### [AVAILABLE RECORDS]
******************************
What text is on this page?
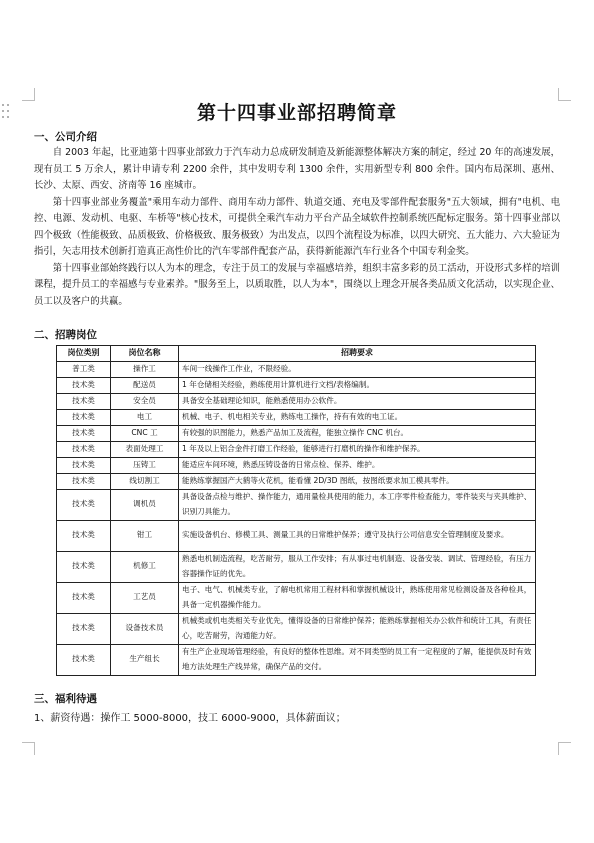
第十四事业部招聘简章
一、公司介绍

自 2003 年起，比亚迪第十四事业部致力于汽车动力总成研发制造及新能源整体解决方案的制定，经过 20 年的高速发展，现有员工 5 万余人，累计申请专利 2200 余件，其中发明专利 1300 余件，实用新型专利 800 余件。国内布局深圳、惠州、长沙、太原、西安、济南等 16 座城市。

第十四事业部业务覆盖"乘用车动力部件、商用车动力部件、轨道交通、充电及零部件配套服务"五大领域，拥有"电机、电控、电源、发动机、电驱、车桥等"核心技术，可提供全乘汽车动力平台产品全域软件控制系统匹配标定服务。第十四事业部以四个极致（性能极致、品质极致、价格极致、服务极致）为出发点，以四个流程设为标准，以四大研究、五大能力、六大验证为指引，矢志用技术创新打造真正高性价比的汽车零部件配套产品，获得新能源汽车行业各个中国专利金奖。

第十四事业部始终践行以人为本的理念，专注于员工的发展与幸福感培养，组织丰富多彩的员工活动，开设形式多样的培训课程，提升员工的幸福感与专业素养。"服务至上，以质取胜，以人为本"，围绕以上理念开展各类品质文化活动，以实现企业、员工以及客户的共赢。

二、招聘岗位
岗位类别	岗位名称	招聘要求
普工类	操作工	车间一线操作工作业，不限经验。
技术类	配送员	1 年仓储相关经验，熟练使用计算机进行文档/表格编制。
技术类	安全员	具备安全基础理论知识，能熟悉使用办公软件。
技术类	电工	机械、电子、机电相关专业，熟练电工操作，持有有效的电工证。
技术类	CNC 工	有较强的识图能力，熟悉产品加工及流程，能独立操作 CNC 机台。
技术类	表面处理工	1 年及以上铝合金件打磨工作经验，能够进行打磨机的操作和维护保养。
技术类	压铸工	能适应车间环境，熟悉压铸设备的日常点检、保养、维护。
技术类	线切割工	能熟练掌握国产大鹤等火花机，能看懂 2D/3D 图纸，按图纸要求加工模具零件。
技术类	调机员	具备设备点检与维护、操作能力，通用量检具使用的能力，本工序零件检查能力，零件装夹与夹具维护、识别刀具能力。
技术类	钳工	实施设备机台、修模工具、测量工具的日常维护保养；遵守及执行公司信息安全管理制度及要求。
技术类	机修工	熟悉电机制造流程，吃苦耐劳，服从工作安排；有从事过电机制造、设备安装、调试、管理经验，有压力容器操作证的优先。
技术类	工艺员	电子、电气、机械类专业，了解电机常用工程材料和掌握机械设计，熟练使用常见检测设备及各种检具，具备一定机器操作能力。
技术类	设备技术员	机械类或机电类相关专业优先，懂得设备的日常维护保养；能熟练掌握相关办公软件和统计工具，有责任心，吃苦耐劳，沟通能力好。
技术类	生产组长	有生产企业现场管理经验，有良好的整体性思维。对不同类型的员工有一定程度的了解，能提供及时有效地方法处理生产线异常，确保产品的交付。
三、福利待遇

1、薪资待遇：操作工 5000-8000，技工 6000-9000，具体薪面议；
******************************
### [AIM OF THE TASK]
List all lines where "吃苦耐劳" occurs.

### [RESULT OF THIS EXERCISE]
技术类	机修工	熟悉电机制造流程，吃苦耐劳，服从工作安排；有从事过电机制造、设备安装、调试、管理经验，有压力容器操作证的优先。
技术类	设备技术员	机械类或机电类相关专业优先，懂得设备的日常维护保养；能熟练掌握相关办公软件和统计工具，有责任心，吃苦耐劳，沟通能力好。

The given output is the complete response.